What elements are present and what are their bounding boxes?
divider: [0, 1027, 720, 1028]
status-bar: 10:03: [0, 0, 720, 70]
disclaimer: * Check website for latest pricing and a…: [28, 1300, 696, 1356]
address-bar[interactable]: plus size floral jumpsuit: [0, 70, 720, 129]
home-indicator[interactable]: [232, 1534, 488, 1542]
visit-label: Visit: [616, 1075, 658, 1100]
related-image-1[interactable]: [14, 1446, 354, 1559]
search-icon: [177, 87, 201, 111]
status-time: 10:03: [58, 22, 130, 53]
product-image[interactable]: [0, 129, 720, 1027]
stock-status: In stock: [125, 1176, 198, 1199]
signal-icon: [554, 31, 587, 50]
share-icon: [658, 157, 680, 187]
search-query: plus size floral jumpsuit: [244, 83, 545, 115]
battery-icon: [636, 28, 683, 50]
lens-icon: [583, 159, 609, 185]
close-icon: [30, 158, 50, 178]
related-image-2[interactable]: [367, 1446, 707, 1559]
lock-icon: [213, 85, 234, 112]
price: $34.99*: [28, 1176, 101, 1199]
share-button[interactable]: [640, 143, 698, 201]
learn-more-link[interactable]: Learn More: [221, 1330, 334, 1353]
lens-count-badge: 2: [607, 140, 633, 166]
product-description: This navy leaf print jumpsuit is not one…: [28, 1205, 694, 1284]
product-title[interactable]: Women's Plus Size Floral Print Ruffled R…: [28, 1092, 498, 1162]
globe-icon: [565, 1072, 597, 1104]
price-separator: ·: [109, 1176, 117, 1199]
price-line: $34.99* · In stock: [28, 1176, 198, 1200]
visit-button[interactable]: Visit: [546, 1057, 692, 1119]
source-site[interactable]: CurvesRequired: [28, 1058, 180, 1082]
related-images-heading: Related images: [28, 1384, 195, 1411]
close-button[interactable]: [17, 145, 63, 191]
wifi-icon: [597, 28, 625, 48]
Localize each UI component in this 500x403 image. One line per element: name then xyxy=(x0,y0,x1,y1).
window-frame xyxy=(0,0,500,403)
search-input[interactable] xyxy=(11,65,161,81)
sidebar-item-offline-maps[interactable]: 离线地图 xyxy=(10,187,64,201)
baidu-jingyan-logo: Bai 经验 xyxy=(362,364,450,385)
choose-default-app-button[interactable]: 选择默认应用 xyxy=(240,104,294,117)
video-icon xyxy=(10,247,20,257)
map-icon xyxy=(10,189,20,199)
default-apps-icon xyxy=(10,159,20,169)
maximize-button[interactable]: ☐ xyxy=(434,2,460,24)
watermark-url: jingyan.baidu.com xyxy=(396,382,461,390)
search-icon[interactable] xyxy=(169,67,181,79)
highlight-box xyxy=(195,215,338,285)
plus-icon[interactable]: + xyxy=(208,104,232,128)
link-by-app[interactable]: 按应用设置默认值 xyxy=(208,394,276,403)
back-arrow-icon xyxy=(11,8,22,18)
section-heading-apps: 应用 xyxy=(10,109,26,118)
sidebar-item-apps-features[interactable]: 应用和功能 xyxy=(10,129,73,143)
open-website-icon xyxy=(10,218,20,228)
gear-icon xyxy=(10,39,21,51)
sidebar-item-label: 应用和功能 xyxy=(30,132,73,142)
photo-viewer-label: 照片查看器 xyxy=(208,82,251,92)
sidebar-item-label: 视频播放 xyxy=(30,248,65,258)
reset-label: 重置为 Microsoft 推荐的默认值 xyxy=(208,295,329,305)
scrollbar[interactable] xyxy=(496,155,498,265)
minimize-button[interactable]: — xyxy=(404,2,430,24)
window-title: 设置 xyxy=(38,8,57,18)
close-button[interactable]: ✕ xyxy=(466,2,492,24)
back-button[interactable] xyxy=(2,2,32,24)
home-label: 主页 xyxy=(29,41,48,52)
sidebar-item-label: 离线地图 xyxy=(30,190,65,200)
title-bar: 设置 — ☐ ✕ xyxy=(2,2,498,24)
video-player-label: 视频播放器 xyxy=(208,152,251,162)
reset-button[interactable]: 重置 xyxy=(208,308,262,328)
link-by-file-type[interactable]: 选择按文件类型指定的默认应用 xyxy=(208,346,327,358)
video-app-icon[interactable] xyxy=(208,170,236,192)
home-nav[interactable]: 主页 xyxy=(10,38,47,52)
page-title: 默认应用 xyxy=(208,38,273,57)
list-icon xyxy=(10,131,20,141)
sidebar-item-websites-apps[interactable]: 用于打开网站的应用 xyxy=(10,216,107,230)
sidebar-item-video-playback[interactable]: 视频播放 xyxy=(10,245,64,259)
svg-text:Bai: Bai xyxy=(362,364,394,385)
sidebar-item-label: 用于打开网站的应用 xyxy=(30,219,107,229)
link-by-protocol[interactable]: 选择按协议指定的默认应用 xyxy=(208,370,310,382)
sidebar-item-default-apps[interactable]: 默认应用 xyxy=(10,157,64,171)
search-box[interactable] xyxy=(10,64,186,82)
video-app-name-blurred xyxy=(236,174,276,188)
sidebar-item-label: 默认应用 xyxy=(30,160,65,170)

------------------------------

* _Challenge_:
Reproduce the records above verbatim, keeping every line and its order unchanged.

* _Output of the exercise_:
What elements are present and what are their bounding boxes?
divider: [0, 1027, 720, 1028]
status-bar: 10:03: [0, 0, 720, 70]
disclaimer: * Check website for latest pricing and a…: [28, 1300, 696, 1356]
address-bar[interactable]: plus size floral jumpsuit: [0, 70, 720, 129]
home-indicator[interactable]: [232, 1534, 488, 1542]
visit-label: Visit: [616, 1075, 658, 1100]
related-image-1[interactable]: [14, 1446, 354, 1559]
search-icon: [177, 87, 201, 111]
status-time: 10:03: [58, 22, 130, 53]
product-image[interactable]: [0, 129, 720, 1027]
stock-status: In stock: [125, 1176, 198, 1199]
signal-icon: [554, 31, 587, 50]
share-icon: [658, 157, 680, 187]
search-query: plus size floral jumpsuit: [244, 83, 545, 115]
battery-icon: [636, 28, 683, 50]
lens-icon: [583, 159, 609, 185]
close-icon: [30, 158, 50, 178]
related-image-2[interactable]: [367, 1446, 707, 1559]
lock-icon: [213, 85, 234, 112]
price: $34.99*: [28, 1176, 101, 1199]
share-button[interactable]: [640, 143, 698, 201]
learn-more-link[interactable]: Learn More: [221, 1330, 334, 1353]
lens-count-badge: 2: [607, 140, 633, 166]
product-description: This navy leaf print jumpsuit is not one…: [28, 1205, 694, 1284]
product-title[interactable]: Women's Plus Size Floral Print Ruffled R…: [28, 1092, 498, 1162]
globe-icon: [565, 1072, 597, 1104]
price-separator: ·: [109, 1176, 117, 1199]
price-line: $34.99* · In stock: [28, 1176, 198, 1200]
visit-button[interactable]: Visit: [546, 1057, 692, 1119]
source-site[interactable]: CurvesRequired: [28, 1058, 180, 1082]
related-images-heading: Related images: [28, 1384, 195, 1411]
close-button[interactable]: [17, 145, 63, 191]
wifi-icon: [597, 28, 625, 48]
Localize each UI component in this 500x403 image. One line per element: name then xyxy=(x0,y0,x1,y1).
window-frame xyxy=(0,0,500,403)
search-input[interactable] xyxy=(11,65,161,81)
sidebar-item-offline-maps[interactable]: 离线地图 xyxy=(10,187,64,201)
baidu-jingyan-logo: Bai 经验 xyxy=(362,364,450,385)
choose-default-app-button[interactable]: 选择默认应用 xyxy=(240,104,294,117)
video-icon xyxy=(10,247,20,257)
map-icon xyxy=(10,189,20,199)
default-apps-icon xyxy=(10,159,20,169)
maximize-button[interactable]: ☐ xyxy=(434,2,460,24)
watermark-url: jingyan.baidu.com xyxy=(396,382,461,390)
search-icon[interactable] xyxy=(169,67,181,79)
highlight-box xyxy=(195,215,338,285)
plus-icon[interactable]: + xyxy=(208,104,232,128)
link-by-app[interactable]: 按应用设置默认值 xyxy=(208,394,276,403)
back-arrow-icon xyxy=(11,8,22,18)
section-heading-apps: 应用 xyxy=(10,109,26,118)
sidebar-item-apps-features[interactable]: 应用和功能 xyxy=(10,129,73,143)
open-website-icon xyxy=(10,218,20,228)
gear-icon xyxy=(10,39,21,51)
sidebar-item-label: 应用和功能 xyxy=(30,132,73,142)
photo-viewer-label: 照片查看器 xyxy=(208,82,251,92)
sidebar-item-label: 视频播放 xyxy=(30,248,65,258)
reset-label: 重置为 Microsoft 推荐的默认值 xyxy=(208,295,329,305)
scrollbar[interactable] xyxy=(496,155,498,265)
minimize-button[interactable]: — xyxy=(404,2,430,24)
window-title: 设置 xyxy=(38,8,57,18)
close-button[interactable]: ✕ xyxy=(466,2,492,24)
back-button[interactable] xyxy=(2,2,32,24)
home-label: 主页 xyxy=(29,41,48,52)
sidebar-item-label: 离线地图 xyxy=(30,190,65,200)
title-bar: 设置 — ☐ ✕ xyxy=(2,2,498,24)
video-player-label: 视频播放器 xyxy=(208,152,251,162)
reset-button[interactable]: 重置 xyxy=(208,308,262,328)
link-by-file-type[interactable]: 选择按文件类型指定的默认应用 xyxy=(208,346,327,358)
video-app-icon[interactable] xyxy=(208,170,236,192)
home-nav[interactable]: 主页 xyxy=(10,38,47,52)
page-title: 默认应用 xyxy=(208,38,273,57)
list-icon xyxy=(10,131,20,141)
sidebar-item-websites-apps[interactable]: 用于打开网站的应用 xyxy=(10,216,107,230)
sidebar-item-video-playback[interactable]: 视频播放 xyxy=(10,245,64,259)
svg-text:Bai: Bai xyxy=(362,364,394,385)
sidebar-item-label: 用于打开网站的应用 xyxy=(30,219,107,229)
link-by-protocol[interactable]: 选择按协议指定的默认应用 xyxy=(208,370,310,382)
sidebar-item-default-apps[interactable]: 默认应用 xyxy=(10,157,64,171)
search-box[interactable] xyxy=(10,64,186,82)
video-app-name-blurred xyxy=(236,174,276,188)
sidebar-item-label: 默认应用 xyxy=(30,160,65,170)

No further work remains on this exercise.